**AIM OF THE EXERCISE**: Take each line that has the word "right" and return it.

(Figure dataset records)
** Start **
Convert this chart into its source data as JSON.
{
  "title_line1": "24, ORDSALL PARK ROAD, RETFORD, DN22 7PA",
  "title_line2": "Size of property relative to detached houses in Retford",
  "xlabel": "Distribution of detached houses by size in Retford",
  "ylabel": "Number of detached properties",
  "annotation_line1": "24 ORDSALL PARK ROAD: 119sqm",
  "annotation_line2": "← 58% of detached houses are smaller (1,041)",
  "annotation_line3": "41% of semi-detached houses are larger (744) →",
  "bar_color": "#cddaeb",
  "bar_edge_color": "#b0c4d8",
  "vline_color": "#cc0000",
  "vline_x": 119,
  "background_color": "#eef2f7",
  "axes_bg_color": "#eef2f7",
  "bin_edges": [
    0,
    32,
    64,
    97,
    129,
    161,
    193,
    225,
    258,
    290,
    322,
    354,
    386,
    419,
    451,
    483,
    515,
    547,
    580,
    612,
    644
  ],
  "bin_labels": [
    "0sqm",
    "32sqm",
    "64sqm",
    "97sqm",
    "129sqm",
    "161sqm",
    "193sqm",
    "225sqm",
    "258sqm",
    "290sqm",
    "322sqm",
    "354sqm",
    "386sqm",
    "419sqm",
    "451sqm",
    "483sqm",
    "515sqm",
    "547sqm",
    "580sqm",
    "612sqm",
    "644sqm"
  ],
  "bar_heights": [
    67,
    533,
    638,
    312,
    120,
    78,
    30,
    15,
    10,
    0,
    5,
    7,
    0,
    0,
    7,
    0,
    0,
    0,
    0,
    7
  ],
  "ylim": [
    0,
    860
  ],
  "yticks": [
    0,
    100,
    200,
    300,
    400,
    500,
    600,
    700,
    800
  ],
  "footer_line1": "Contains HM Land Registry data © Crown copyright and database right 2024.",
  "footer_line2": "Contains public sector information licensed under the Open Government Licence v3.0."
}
** End **
** Start **
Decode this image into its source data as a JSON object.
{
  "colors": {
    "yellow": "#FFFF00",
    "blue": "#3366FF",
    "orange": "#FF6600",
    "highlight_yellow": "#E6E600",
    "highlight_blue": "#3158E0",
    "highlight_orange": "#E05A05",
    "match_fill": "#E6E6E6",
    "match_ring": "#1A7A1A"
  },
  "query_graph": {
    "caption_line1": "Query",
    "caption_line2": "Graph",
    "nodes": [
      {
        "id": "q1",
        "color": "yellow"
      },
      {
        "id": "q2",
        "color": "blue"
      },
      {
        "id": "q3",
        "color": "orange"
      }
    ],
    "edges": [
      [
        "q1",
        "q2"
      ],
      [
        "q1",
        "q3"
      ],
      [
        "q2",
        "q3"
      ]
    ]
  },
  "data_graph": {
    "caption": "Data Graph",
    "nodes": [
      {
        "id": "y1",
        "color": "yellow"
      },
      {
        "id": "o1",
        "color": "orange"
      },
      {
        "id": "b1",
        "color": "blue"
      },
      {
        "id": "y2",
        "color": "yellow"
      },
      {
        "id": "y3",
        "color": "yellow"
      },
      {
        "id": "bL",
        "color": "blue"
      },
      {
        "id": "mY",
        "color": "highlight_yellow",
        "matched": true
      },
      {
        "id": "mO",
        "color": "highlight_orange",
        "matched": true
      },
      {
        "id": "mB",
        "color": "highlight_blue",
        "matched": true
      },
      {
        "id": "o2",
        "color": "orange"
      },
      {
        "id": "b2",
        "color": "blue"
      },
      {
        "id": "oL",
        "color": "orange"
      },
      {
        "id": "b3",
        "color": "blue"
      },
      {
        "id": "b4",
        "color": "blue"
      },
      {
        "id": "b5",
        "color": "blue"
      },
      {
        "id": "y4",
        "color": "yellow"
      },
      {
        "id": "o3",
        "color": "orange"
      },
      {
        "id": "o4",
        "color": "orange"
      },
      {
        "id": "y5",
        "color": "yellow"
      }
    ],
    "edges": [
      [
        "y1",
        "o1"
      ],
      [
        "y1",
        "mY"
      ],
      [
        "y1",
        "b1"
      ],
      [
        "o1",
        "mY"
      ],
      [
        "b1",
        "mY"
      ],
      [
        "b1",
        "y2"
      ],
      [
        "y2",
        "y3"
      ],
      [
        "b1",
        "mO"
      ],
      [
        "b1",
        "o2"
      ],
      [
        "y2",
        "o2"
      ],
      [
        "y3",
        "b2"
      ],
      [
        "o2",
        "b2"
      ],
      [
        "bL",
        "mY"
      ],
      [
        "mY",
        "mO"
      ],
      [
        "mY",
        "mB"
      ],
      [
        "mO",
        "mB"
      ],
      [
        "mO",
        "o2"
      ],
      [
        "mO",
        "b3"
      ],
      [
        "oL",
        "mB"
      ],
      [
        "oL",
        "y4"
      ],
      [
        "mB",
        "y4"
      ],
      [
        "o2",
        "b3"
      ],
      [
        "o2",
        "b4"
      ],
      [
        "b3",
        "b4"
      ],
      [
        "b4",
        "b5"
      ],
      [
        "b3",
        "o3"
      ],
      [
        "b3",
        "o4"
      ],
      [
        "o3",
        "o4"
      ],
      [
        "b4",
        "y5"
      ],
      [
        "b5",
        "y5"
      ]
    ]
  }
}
** End **
** Start **
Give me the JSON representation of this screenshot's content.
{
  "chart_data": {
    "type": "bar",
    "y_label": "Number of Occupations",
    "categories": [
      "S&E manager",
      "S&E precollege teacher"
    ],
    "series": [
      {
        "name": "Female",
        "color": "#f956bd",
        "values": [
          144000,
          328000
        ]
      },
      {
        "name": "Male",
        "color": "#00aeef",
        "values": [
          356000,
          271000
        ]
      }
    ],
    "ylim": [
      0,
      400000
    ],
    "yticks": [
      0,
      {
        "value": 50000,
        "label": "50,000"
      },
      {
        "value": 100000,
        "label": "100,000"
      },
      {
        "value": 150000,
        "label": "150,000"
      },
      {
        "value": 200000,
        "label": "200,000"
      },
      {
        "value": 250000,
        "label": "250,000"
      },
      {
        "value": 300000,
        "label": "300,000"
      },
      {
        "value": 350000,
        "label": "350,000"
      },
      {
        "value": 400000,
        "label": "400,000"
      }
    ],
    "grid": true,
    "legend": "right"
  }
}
** End **
**OUTPUT**:
  "footer_line1": "Contains HM Land Registry data © Crown copyright and database right 2024.",
    "legend": "right"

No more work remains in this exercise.